WHAT YOU HAVE TO DO ->
Copy out these lines word for word.

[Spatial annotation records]
■ ■ ■ ■ ■ ■ ■

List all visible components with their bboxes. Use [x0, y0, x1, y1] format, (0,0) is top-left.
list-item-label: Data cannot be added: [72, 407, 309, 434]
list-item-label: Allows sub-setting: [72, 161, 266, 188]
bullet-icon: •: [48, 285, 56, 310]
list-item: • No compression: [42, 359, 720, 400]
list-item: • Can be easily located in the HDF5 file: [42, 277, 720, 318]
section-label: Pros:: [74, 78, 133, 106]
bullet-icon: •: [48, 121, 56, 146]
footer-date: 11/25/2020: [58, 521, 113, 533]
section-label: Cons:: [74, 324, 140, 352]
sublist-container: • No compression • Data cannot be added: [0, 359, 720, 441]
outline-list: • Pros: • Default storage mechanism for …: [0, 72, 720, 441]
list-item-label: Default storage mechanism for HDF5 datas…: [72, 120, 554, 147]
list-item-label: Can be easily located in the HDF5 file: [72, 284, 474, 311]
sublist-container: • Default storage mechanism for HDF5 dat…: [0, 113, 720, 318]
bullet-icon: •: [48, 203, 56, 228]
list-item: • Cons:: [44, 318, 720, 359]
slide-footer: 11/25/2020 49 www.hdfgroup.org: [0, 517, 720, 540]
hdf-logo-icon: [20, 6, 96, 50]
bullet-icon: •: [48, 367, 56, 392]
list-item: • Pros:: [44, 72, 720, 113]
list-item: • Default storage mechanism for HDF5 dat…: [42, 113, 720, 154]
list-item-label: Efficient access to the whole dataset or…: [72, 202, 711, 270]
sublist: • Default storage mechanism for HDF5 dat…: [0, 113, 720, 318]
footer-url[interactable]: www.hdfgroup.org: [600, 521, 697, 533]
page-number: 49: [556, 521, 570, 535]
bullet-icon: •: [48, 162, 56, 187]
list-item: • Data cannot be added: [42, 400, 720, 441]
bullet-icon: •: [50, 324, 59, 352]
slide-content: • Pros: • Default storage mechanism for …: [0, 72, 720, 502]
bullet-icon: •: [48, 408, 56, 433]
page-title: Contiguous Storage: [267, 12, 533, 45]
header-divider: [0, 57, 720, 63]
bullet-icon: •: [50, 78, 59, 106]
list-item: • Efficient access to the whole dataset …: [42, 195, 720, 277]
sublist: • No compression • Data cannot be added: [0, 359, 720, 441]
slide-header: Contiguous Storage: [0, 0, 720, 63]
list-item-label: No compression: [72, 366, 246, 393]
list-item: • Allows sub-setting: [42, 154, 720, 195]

■ ■ ■ ■ ■ ■ ■

ANSWER TO THE TASK ->
List all visible components with their bboxes. Use [x0, y0, x1, y1] format, (0,0) is top-left.
list-item-label: Data cannot be added: [72, 407, 309, 434]
list-item-label: Allows sub-setting: [72, 161, 266, 188]
bullet-icon: •: [48, 285, 56, 310]
list-item: • No compression: [42, 359, 720, 400]
list-item: • Can be easily located in the HDF5 file: [42, 277, 720, 318]
section-label: Pros:: [74, 78, 133, 106]
bullet-icon: •: [48, 121, 56, 146]
footer-date: 11/25/2020: [58, 521, 113, 533]
section-label: Cons:: [74, 324, 140, 352]
sublist-container: • No compression • Data cannot be added: [0, 359, 720, 441]
outline-list: • Pros: • Default storage mechanism for …: [0, 72, 720, 441]
list-item-label: Default storage mechanism for HDF5 datas…: [72, 120, 554, 147]
list-item-label: Can be easily located in the HDF5 file: [72, 284, 474, 311]
sublist-container: • Default storage mechanism for HDF5 dat…: [0, 113, 720, 318]
bullet-icon: •: [48, 203, 56, 228]
list-item: • Cons:: [44, 318, 720, 359]
slide-footer: 11/25/2020 49 www.hdfgroup.org: [0, 517, 720, 540]
hdf-logo-icon: [20, 6, 96, 50]
bullet-icon: •: [48, 367, 56, 392]
list-item: • Pros:: [44, 72, 720, 113]
list-item: • Default storage mechanism for HDF5 dat…: [42, 113, 720, 154]
list-item-label: Efficient access to the whole dataset or…: [72, 202, 711, 270]
sublist: • Default storage mechanism for HDF5 dat…: [0, 113, 720, 318]
footer-url[interactable]: www.hdfgroup.org: [600, 521, 697, 533]
page-number: 49: [556, 521, 570, 535]
bullet-icon: •: [48, 162, 56, 187]
list-item: • Data cannot be added: [42, 400, 720, 441]
bullet-icon: •: [50, 324, 59, 352]
slide-content: • Pros: • Default storage mechanism for …: [0, 72, 720, 502]
bullet-icon: •: [48, 408, 56, 433]
page-title: Contiguous Storage: [267, 12, 533, 45]
header-divider: [0, 57, 720, 63]
bullet-icon: •: [50, 78, 59, 106]
list-item: • Efficient access to the whole dataset …: [42, 195, 720, 277]
sublist: • No compression • Data cannot be added: [0, 359, 720, 441]
slide-header: Contiguous Storage: [0, 0, 720, 63]
list-item-label: No compression: [72, 366, 246, 393]
list-item: • Allows sub-setting: [42, 154, 720, 195]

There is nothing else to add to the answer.